(MATERIAL FOR THE TASK):
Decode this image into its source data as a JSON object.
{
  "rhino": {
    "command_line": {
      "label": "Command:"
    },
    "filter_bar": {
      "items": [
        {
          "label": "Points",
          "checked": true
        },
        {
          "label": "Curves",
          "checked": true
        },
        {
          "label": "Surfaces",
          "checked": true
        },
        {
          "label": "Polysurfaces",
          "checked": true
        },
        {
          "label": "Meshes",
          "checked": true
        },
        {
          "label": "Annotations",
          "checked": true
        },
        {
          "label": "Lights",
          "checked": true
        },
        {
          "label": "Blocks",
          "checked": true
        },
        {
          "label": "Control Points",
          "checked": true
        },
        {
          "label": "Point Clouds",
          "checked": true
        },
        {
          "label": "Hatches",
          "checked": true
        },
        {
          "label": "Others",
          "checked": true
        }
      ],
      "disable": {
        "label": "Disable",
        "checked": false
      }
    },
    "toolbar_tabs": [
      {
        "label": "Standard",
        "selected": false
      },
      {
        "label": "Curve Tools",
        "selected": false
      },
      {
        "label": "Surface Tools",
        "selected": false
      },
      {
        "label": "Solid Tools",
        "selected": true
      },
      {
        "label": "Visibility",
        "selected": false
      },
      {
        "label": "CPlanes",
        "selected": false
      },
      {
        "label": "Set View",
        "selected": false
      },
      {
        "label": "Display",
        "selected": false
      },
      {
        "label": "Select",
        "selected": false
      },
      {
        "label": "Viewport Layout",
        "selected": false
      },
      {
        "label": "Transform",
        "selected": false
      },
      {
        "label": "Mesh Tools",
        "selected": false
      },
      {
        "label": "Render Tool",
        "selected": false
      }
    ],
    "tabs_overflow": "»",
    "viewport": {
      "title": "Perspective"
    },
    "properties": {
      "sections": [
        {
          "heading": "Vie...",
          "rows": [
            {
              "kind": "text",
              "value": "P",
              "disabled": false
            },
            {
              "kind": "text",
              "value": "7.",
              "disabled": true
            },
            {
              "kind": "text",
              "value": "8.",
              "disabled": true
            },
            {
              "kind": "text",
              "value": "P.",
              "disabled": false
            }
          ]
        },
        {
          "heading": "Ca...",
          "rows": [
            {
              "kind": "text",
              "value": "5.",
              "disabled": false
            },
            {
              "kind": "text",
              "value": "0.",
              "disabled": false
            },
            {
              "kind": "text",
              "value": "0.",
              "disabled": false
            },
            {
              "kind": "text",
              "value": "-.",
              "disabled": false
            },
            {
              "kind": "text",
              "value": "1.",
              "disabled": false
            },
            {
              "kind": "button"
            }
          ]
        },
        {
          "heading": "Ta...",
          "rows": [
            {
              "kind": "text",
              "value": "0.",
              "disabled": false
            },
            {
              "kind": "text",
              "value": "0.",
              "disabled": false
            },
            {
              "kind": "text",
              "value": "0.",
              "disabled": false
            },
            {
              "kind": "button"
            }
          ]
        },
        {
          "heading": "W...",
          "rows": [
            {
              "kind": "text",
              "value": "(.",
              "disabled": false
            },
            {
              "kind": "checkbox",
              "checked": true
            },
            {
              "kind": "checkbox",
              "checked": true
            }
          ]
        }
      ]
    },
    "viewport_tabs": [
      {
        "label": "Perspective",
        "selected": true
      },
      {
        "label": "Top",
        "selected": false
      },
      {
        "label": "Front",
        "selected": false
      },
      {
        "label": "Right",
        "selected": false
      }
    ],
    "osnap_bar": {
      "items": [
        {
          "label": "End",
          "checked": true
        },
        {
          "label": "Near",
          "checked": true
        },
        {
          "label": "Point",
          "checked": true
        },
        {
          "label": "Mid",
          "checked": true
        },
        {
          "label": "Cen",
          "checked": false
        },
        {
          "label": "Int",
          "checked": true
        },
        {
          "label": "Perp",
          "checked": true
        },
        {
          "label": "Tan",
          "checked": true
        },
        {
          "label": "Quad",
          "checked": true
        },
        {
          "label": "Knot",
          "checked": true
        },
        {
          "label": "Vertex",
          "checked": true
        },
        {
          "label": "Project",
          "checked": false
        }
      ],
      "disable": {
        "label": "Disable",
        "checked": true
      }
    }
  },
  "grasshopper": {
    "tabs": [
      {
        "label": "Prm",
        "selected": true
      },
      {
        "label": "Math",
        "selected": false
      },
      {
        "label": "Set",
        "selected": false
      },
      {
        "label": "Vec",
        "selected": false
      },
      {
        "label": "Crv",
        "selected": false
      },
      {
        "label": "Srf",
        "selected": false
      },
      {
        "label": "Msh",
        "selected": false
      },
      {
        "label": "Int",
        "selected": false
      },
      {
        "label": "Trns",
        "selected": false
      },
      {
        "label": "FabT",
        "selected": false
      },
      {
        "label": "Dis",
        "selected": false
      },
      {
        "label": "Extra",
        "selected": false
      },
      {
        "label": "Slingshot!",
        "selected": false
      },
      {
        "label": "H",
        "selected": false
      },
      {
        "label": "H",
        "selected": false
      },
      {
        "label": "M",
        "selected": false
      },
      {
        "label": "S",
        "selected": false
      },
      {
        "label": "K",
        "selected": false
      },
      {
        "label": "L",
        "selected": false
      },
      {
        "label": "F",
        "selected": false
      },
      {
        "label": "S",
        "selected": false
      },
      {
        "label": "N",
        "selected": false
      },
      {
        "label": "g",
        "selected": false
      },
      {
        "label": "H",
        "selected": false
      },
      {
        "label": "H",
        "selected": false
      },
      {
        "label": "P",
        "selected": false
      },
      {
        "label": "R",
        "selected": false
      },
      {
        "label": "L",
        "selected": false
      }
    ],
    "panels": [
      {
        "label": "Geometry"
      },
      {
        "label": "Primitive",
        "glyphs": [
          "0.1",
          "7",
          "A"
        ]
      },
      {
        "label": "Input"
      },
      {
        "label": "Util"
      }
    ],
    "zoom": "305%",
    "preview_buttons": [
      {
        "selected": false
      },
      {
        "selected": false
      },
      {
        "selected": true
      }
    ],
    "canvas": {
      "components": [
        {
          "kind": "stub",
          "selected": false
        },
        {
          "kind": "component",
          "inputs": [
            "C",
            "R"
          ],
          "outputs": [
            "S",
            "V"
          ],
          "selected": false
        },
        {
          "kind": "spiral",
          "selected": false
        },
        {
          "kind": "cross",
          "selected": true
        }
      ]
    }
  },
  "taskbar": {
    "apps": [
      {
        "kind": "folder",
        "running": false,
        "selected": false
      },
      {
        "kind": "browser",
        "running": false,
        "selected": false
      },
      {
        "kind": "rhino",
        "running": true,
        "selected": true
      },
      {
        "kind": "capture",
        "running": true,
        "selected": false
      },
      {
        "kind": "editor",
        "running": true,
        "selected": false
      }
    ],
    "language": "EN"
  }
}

(TASK PROMPT): Your task is to gather all lines from the entries above that hold the word "Tools".

(FINAL RESULT):
        "label": "Curve Tools",
        "label": "Surface Tools",
        "label": "Solid Tools",
        "label": "Mesh Tools",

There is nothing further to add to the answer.